Directive.
In the listing below, count the lines with "this" and report only the figure.

Extracted information.

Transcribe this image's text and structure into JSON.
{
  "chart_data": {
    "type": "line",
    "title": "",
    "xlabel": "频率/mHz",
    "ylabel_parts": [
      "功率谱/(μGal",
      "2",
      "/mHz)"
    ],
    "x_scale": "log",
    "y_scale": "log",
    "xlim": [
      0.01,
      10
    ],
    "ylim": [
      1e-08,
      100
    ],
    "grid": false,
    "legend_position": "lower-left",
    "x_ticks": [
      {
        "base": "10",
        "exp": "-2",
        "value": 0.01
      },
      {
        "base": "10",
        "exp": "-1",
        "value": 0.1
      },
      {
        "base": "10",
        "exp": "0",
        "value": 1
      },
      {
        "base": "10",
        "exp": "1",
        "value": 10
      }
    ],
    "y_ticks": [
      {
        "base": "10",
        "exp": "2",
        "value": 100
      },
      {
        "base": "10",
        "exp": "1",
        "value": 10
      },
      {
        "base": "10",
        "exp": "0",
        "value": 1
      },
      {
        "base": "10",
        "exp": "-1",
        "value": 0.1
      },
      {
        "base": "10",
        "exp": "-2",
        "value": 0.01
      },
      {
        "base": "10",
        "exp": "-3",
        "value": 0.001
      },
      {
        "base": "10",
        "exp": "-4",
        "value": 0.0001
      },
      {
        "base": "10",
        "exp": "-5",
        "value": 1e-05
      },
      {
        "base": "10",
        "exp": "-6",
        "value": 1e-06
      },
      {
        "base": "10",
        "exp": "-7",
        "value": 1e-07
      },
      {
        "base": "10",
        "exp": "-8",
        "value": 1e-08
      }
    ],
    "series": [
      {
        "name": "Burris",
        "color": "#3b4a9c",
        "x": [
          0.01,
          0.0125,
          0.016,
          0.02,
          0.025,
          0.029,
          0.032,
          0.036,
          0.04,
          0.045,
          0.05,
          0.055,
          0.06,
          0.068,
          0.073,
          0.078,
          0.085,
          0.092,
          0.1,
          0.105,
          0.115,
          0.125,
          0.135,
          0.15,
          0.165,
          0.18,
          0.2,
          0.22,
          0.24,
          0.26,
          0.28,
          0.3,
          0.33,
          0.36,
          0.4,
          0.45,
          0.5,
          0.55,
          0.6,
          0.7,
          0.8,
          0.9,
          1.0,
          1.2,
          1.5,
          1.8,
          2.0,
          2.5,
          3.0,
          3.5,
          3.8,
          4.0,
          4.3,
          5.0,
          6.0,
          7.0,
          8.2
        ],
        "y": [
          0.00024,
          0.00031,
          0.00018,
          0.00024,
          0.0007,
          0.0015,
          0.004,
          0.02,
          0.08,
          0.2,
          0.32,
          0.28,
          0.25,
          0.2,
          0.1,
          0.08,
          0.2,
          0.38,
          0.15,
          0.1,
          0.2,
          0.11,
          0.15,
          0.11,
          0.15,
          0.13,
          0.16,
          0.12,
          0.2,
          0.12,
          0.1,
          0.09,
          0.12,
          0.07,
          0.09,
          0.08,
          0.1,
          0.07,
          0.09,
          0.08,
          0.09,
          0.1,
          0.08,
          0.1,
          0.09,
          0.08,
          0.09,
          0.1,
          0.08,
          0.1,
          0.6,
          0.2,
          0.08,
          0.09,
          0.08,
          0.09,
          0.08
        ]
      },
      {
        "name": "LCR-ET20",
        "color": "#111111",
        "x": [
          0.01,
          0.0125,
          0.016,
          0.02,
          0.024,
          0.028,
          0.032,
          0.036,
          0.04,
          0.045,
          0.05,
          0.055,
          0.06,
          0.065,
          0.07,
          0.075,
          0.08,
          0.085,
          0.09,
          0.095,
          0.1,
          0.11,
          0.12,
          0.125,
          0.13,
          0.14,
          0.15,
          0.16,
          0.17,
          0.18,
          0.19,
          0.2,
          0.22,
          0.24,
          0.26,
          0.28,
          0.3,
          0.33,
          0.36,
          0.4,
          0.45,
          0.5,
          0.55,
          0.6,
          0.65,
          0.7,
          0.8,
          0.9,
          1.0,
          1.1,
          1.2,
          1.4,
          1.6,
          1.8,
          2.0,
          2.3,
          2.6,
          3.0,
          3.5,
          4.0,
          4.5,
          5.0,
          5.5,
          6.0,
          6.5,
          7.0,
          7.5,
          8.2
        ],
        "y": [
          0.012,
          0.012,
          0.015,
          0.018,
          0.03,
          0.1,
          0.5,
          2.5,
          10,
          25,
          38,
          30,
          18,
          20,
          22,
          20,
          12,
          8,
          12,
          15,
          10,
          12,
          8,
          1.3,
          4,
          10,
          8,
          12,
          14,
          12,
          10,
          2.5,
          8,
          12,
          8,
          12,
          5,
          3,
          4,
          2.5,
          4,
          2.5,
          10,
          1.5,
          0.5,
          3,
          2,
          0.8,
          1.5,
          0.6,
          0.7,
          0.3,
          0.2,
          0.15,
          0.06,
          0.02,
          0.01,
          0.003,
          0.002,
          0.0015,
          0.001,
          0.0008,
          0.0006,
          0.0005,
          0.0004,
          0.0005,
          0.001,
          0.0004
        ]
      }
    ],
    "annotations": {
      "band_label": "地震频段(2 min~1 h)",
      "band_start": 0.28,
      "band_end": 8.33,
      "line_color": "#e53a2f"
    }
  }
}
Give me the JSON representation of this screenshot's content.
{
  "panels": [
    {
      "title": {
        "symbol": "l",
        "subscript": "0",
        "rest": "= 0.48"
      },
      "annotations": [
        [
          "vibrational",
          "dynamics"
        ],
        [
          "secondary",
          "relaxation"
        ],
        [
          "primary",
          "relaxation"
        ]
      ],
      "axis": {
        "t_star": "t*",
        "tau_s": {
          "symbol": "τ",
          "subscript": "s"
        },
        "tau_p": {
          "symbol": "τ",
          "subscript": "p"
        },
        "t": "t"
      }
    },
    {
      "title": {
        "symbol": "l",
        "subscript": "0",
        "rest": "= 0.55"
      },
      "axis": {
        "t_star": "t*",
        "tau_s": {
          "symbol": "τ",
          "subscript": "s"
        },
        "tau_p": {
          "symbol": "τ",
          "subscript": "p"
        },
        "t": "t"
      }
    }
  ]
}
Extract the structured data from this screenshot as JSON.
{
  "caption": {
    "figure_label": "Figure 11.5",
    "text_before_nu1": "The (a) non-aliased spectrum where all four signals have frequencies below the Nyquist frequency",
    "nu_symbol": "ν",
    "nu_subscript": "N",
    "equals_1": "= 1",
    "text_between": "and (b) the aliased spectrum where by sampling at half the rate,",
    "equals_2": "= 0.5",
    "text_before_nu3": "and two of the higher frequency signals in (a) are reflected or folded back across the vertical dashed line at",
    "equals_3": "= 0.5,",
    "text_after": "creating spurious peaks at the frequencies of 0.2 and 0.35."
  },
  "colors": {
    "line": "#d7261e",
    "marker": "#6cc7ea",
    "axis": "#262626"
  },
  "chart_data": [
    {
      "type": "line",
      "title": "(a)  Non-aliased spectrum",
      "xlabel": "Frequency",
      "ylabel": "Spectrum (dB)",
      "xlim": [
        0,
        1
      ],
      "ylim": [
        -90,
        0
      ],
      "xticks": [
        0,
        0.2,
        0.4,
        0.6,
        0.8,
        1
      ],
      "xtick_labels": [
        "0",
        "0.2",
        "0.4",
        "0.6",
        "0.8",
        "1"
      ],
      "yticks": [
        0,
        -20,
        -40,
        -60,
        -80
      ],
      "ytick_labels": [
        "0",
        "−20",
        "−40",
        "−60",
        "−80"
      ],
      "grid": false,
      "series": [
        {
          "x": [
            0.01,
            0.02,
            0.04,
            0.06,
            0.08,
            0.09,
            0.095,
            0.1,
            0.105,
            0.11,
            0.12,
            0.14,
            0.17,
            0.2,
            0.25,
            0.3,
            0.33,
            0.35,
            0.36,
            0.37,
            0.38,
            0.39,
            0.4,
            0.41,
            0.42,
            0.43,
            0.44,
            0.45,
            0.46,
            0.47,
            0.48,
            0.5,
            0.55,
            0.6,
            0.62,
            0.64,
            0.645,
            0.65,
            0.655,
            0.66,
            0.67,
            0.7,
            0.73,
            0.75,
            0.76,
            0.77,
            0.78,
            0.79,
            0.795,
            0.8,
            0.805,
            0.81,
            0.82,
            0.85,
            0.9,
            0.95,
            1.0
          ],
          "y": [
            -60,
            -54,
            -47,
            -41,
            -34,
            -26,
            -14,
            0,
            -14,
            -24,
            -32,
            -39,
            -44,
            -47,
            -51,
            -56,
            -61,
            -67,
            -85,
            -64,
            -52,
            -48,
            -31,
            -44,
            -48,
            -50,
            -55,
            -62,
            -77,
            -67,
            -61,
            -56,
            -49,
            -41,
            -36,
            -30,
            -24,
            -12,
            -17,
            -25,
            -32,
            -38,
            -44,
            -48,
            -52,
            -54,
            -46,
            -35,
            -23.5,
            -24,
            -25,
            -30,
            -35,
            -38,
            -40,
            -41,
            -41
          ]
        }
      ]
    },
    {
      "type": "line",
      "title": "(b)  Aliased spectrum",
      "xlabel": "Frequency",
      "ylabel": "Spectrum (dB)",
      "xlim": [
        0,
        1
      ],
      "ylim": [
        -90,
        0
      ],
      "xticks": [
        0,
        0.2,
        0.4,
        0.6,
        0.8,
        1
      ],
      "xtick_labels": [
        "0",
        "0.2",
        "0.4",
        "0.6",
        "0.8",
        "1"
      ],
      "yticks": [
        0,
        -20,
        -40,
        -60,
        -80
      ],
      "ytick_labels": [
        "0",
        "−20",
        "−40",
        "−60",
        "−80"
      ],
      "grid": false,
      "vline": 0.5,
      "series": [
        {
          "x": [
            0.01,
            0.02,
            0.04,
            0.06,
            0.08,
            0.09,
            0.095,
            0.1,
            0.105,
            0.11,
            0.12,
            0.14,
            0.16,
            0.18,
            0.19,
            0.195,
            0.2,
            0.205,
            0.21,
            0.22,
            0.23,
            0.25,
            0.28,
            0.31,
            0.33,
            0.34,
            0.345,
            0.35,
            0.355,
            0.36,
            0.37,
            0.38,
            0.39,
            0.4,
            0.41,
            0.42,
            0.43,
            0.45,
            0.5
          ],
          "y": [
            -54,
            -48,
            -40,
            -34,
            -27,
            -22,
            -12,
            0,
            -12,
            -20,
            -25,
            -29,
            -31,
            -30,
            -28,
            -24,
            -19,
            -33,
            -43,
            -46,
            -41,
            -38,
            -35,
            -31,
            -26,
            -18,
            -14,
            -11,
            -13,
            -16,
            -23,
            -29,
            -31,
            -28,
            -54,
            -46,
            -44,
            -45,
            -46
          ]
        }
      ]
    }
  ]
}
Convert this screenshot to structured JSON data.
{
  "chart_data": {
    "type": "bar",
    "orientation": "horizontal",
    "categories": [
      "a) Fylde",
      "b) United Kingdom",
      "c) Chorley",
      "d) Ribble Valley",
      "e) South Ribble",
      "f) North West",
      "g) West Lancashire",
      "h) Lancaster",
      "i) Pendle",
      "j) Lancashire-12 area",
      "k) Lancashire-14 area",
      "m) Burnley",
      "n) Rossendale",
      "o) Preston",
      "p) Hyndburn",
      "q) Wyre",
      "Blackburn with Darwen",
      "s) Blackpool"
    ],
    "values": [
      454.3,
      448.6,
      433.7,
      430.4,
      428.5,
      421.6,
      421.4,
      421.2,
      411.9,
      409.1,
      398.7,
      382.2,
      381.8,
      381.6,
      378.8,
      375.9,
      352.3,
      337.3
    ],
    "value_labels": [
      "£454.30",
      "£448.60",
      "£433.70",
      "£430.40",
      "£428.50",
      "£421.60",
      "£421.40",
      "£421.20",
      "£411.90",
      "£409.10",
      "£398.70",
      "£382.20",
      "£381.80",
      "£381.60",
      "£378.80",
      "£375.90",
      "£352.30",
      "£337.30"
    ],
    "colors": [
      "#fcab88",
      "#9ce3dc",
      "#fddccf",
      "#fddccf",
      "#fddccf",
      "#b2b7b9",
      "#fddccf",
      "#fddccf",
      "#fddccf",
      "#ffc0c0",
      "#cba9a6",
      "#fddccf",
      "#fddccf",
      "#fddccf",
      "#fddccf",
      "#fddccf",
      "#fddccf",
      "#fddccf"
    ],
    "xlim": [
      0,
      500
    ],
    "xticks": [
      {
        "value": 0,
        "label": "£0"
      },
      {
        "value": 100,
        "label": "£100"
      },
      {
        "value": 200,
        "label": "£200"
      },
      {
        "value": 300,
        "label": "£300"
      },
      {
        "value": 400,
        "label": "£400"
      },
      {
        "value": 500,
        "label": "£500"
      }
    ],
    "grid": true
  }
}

Worked solution.
4